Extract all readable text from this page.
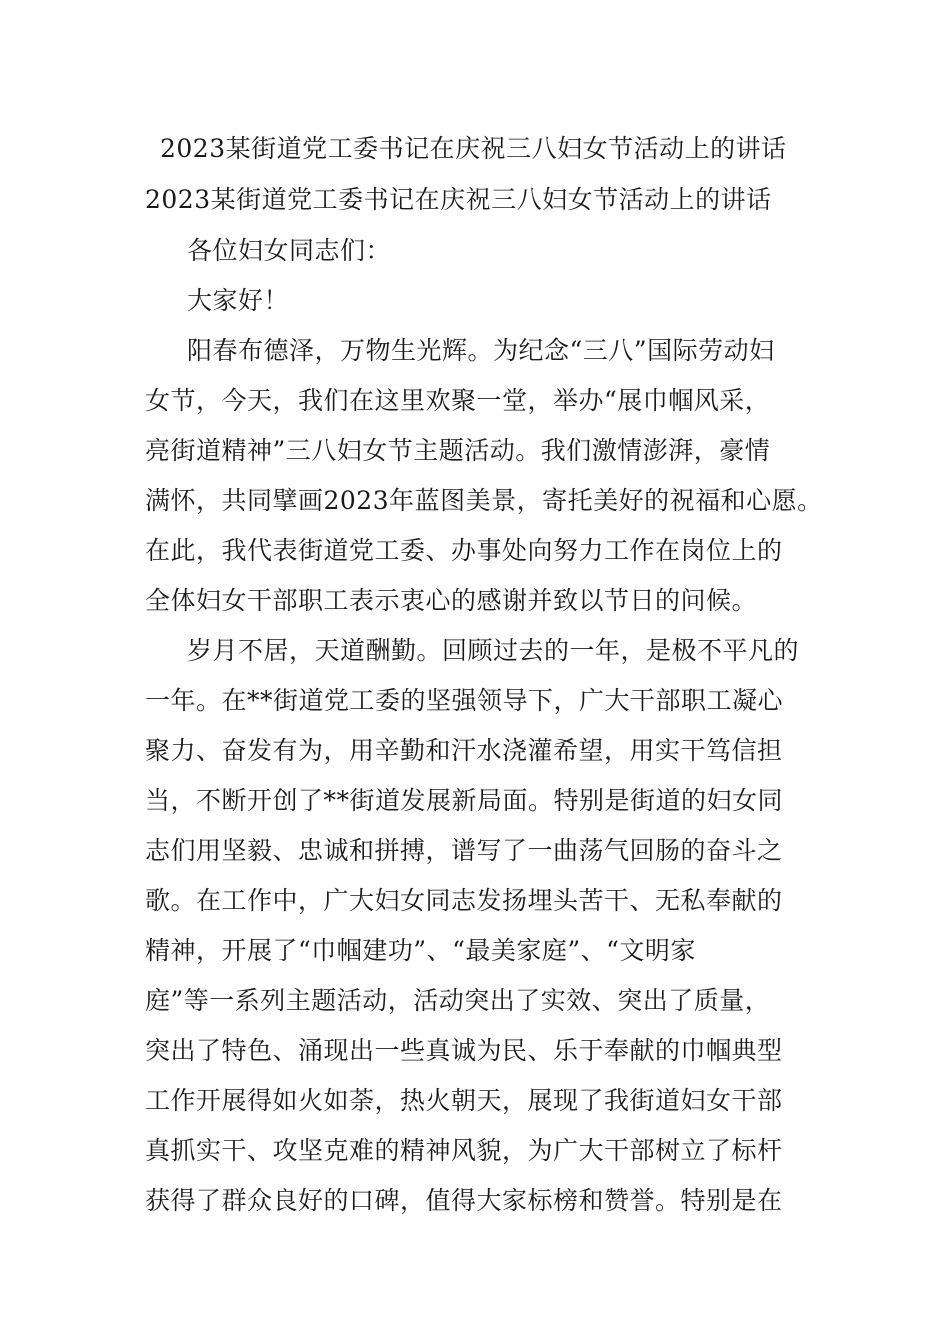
2023某街道党工委书记在庆祝三八妇女节活动上的讲话
2023某街道党工委书记在庆祝三八妇女节活动上的讲话
各位妇女同志们：
大家好！
阳春布德泽，万物生光辉。为纪念“三八”国际劳动妇
女节，今天，我们在这里欢聚一堂，举办“展巾帼风采，
亮街道精神”三八妇女节主题活动。我们激情澎湃，豪情
满怀，共同擘画2023年蓝图美景，寄托美好的祝福和心愿。
在此，我代表街道党工委、办事处向努力工作在岗位上的
全体妇女干部职工表示衷心的感谢并致以节日的问候。
岁月不居，天道酬勤。回顾过去的一年，是极不平凡的
一年。在**街道党工委的坚强领导下，广大干部职工凝心
聚力、奋发有为，用辛勤和汗水浇灌希望，用实干笃信担
当，不断开创了**街道发展新局面。特别是街道的妇女同
志们用坚毅、忠诚和拼搏，谱写了一曲荡气回肠的奋斗之
歌。在工作中，广大妇女同志发扬埋头苦干、无私奉献的
精神，开展了“巾帼建功”、“最美家庭”、“文明家
庭”等一系列主题活动，活动突出了实效、突出了质量，
突出了特色、涌现出一些真诚为民、乐于奉献的巾帼典型
工作开展得如火如荼，热火朝天，展现了我街道妇女干部
真抓实干、攻坚克难的精神风貌，为广大干部树立了标杆
获得了群众良好的口碑，值得大家标榜和赞誉。特别是在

=-=-=

(Task to complete)
Write out all the entries word for word, but skip any images.

(Completed exercise)
Extract all readable text from this page.
2023某街道党工委书记在庆祝三八妇女节活动上的讲话
2023某街道党工委书记在庆祝三八妇女节活动上的讲话
各位妇女同志们：
大家好！
阳春布德泽，万物生光辉。为纪念“三八”国际劳动妇
女节，今天，我们在这里欢聚一堂，举办“展巾帼风采，
亮街道精神”三八妇女节主题活动。我们激情澎湃，豪情
满怀，共同擘画2023年蓝图美景，寄托美好的祝福和心愿。
在此，我代表街道党工委、办事处向努力工作在岗位上的
全体妇女干部职工表示衷心的感谢并致以节日的问候。
岁月不居，天道酬勤。回顾过去的一年，是极不平凡的
一年。在**街道党工委的坚强领导下，广大干部职工凝心
聚力、奋发有为，用辛勤和汗水浇灌希望，用实干笃信担
当，不断开创了**街道发展新局面。特别是街道的妇女同
志们用坚毅、忠诚和拼搏，谱写了一曲荡气回肠的奋斗之
歌。在工作中，广大妇女同志发扬埋头苦干、无私奉献的
精神，开展了“巾帼建功”、“最美家庭”、“文明家
庭”等一系列主题活动，活动突出了实效、突出了质量，
突出了特色、涌现出一些真诚为民、乐于奉献的巾帼典型
工作开展得如火如荼，热火朝天，展现了我街道妇女干部
真抓实干、攻坚克难的精神风貌，为广大干部树立了标杆
获得了群众良好的口碑，值得大家标榜和赞誉。特别是在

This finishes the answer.